(Stored items)
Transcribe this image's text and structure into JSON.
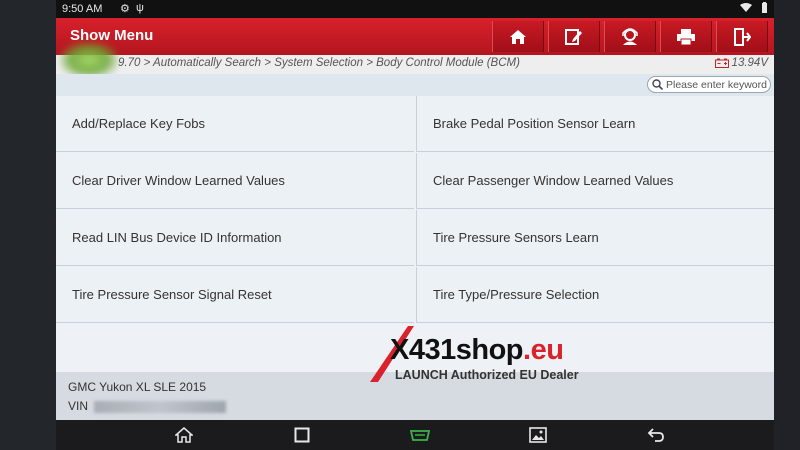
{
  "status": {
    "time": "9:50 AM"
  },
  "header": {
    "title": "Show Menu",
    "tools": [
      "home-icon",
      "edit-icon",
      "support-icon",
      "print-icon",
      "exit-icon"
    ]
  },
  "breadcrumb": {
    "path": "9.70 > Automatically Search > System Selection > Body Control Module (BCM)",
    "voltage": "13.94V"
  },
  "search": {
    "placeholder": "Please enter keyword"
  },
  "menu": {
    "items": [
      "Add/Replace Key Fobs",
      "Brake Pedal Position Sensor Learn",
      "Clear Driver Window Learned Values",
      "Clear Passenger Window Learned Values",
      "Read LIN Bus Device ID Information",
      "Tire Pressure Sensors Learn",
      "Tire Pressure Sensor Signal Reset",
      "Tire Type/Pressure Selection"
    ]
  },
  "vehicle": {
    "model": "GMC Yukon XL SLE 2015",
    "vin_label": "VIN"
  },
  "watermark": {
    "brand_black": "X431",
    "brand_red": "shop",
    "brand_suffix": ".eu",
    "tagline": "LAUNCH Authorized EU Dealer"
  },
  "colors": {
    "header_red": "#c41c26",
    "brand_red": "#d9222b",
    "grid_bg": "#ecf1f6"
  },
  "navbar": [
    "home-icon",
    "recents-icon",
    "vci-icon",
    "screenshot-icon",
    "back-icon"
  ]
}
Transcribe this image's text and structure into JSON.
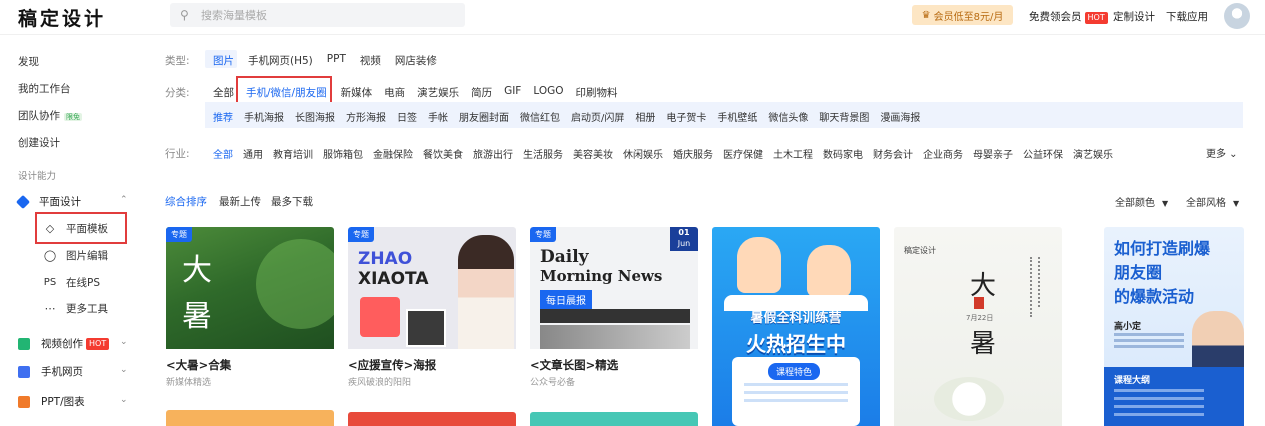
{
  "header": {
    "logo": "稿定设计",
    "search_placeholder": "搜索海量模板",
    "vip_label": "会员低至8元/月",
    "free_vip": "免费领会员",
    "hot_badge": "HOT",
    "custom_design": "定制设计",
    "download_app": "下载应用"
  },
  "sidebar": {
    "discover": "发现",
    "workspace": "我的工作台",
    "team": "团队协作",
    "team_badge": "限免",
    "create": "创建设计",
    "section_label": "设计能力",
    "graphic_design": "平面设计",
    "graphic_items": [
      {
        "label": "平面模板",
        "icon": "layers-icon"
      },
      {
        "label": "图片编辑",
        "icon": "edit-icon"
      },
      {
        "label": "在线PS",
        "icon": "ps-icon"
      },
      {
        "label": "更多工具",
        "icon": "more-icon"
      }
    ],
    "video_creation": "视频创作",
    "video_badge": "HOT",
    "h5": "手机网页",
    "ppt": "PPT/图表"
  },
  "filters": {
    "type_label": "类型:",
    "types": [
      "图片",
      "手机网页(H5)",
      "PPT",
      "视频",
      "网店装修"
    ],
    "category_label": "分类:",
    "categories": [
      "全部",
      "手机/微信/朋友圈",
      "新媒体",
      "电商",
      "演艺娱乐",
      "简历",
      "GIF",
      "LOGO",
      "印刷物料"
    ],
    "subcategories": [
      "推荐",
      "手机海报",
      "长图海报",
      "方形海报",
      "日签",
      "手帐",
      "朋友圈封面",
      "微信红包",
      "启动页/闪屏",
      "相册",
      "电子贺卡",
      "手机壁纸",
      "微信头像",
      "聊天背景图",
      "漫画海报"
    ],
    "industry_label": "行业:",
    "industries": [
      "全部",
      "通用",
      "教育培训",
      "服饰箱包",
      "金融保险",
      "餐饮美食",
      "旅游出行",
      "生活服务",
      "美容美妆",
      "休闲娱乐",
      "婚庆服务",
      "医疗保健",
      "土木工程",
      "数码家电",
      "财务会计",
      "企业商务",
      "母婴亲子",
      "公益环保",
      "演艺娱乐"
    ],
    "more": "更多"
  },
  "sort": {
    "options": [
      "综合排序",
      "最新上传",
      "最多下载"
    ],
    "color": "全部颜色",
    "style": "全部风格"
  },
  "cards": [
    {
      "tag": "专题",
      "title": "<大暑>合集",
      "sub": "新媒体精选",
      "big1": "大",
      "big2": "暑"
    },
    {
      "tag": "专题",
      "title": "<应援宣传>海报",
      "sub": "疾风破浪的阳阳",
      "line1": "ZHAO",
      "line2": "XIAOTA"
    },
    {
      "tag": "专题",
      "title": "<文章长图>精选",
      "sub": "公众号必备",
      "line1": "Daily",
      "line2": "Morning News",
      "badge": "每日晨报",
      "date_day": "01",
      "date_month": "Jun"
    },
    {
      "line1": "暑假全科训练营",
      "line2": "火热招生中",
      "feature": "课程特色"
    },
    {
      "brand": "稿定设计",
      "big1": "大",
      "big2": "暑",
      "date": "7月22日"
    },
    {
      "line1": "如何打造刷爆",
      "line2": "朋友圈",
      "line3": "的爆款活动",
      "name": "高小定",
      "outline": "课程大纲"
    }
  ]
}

Stated task. Search the listing for the string "Values". Copy each line where it turns up.

Exercise output.
      "Clear Driver Window Learned Values",
      "Clear Passenger Window Learned Values",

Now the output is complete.